- _MATERIAL FOR THIS EXERCISE_
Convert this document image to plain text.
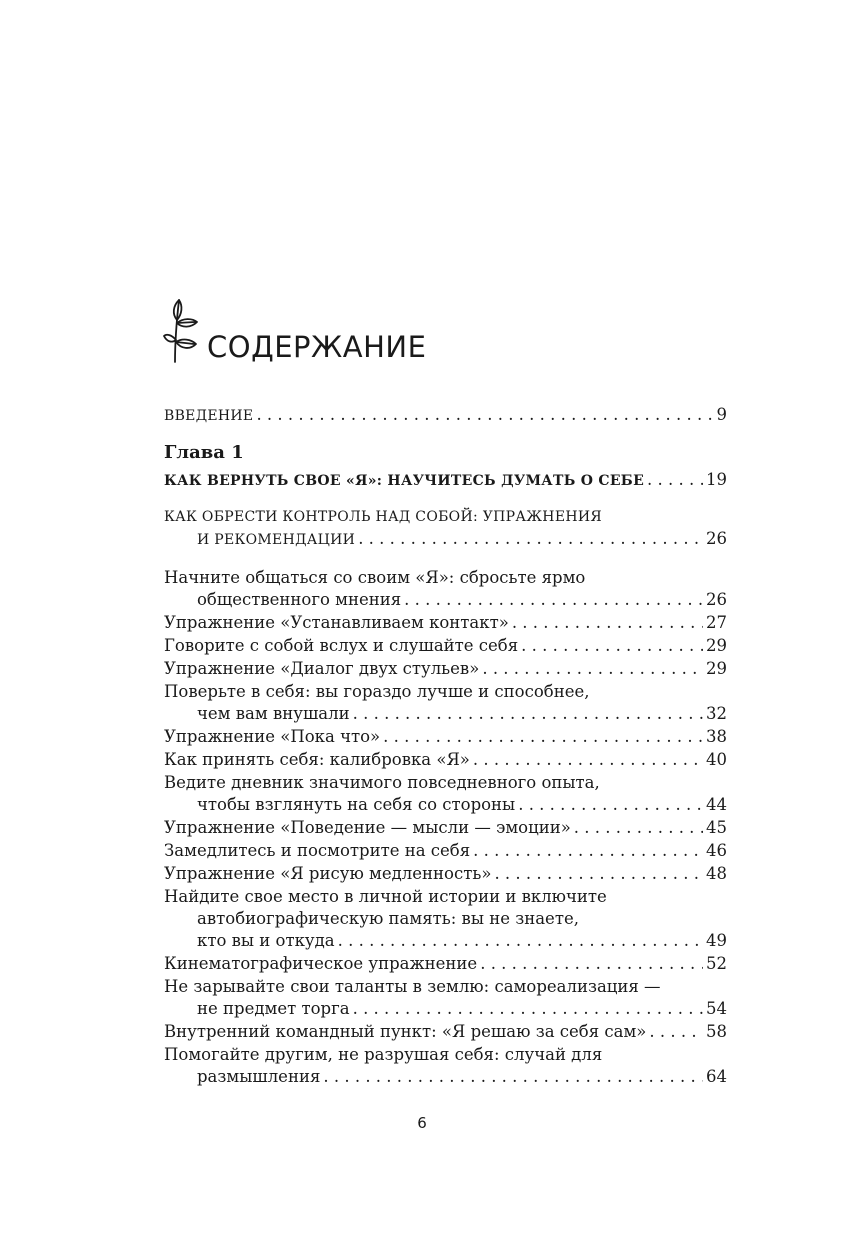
СОДЕРЖАНИЕ
ВВЕДЕНИЕ . . .	9
Глава 1
КАК ВЕРНУТЬ СВОЕ «Я»: НАУЧИТЕСЬ ДУМАТЬ О СЕБЕ . . .	19
КАК ОБРЕСТИ КОНТРОЛЬ НАД СОБОЙ: УПРАЖНЕНИЯ
И РЕКОМЕНДАЦИИ . . .	26
Начните общаться со своим «Я»: сбросьте ярмо
общественного мнения . . .	26
Упражнение «Устанавливаем контакт» . . .	27
Говорите с собой вслух и слушайте себя . . .	29
Упражнение «Диалог двух стульев» . . .	29
Поверьте в себя: вы гораздо лучше и способнее,
чем вам внушали . . .	32
Упражнение «Пока что» . . .	38
Как принять себя: калибровка «Я» . . .	40
Ведите дневник значимого повседневного опыта,
чтобы взглянуть на себя со стороны . . .	44
Упражнение «Поведение — мысли — эмоции» . . .	45
Замедлитесь и посмотрите на себя . . .	46
Упражнение «Я рисую медленность» . . .	48
Найдите свое место в личной истории и включите
автобиографическую память: вы не знаете,
кто вы и откуда . . .	49
Кинематографическое упражнение . . .	52
Не зарывайте свои таланты в землю: самореализация —
не предмет торга . . .	54
Внутренний командный пункт: «Я решаю за себя сам» . . .	58
Помогайте другим, не разрушая себя: случай для
размышления . . .	64
6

- _REQUIRED WORK_
Your copy should match the entries exactly, minus the pictures.

- _WORKED ANSWER_
Convert this document image to plain text.
СОДЕРЖАНИЕ
ВВЕДЕНИЕ . . .	9
Глава 1
КАК ВЕРНУТЬ СВОЕ «Я»: НАУЧИТЕСЬ ДУМАТЬ О СЕБЕ . . .	19
КАК ОБРЕСТИ КОНТРОЛЬ НАД СОБОЙ: УПРАЖНЕНИЯ
И РЕКОМЕНДАЦИИ . . .	26
Начните общаться со своим «Я»: сбросьте ярмо
общественного мнения . . .	26
Упражнение «Устанавливаем контакт» . . .	27
Говорите с собой вслух и слушайте себя . . .	29
Упражнение «Диалог двух стульев» . . .	29
Поверьте в себя: вы гораздо лучше и способнее,
чем вам внушали . . .	32
Упражнение «Пока что» . . .	38
Как принять себя: калибровка «Я» . . .	40
Ведите дневник значимого повседневного опыта,
чтобы взглянуть на себя со стороны . . .	44
Упражнение «Поведение — мысли — эмоции» . . .	45
Замедлитесь и посмотрите на себя . . .	46
Упражнение «Я рисую медленность» . . .	48
Найдите свое место в личной истории и включите
автобиографическую память: вы не знаете,
кто вы и откуда . . .	49
Кинематографическое упражнение . . .	52
Не зарывайте свои таланты в землю: самореализация —
не предмет торга . . .	54
Внутренний командный пункт: «Я решаю за себя сам» . . .	58
Помогайте другим, не разрушая себя: случай для
размышления . . .	64
6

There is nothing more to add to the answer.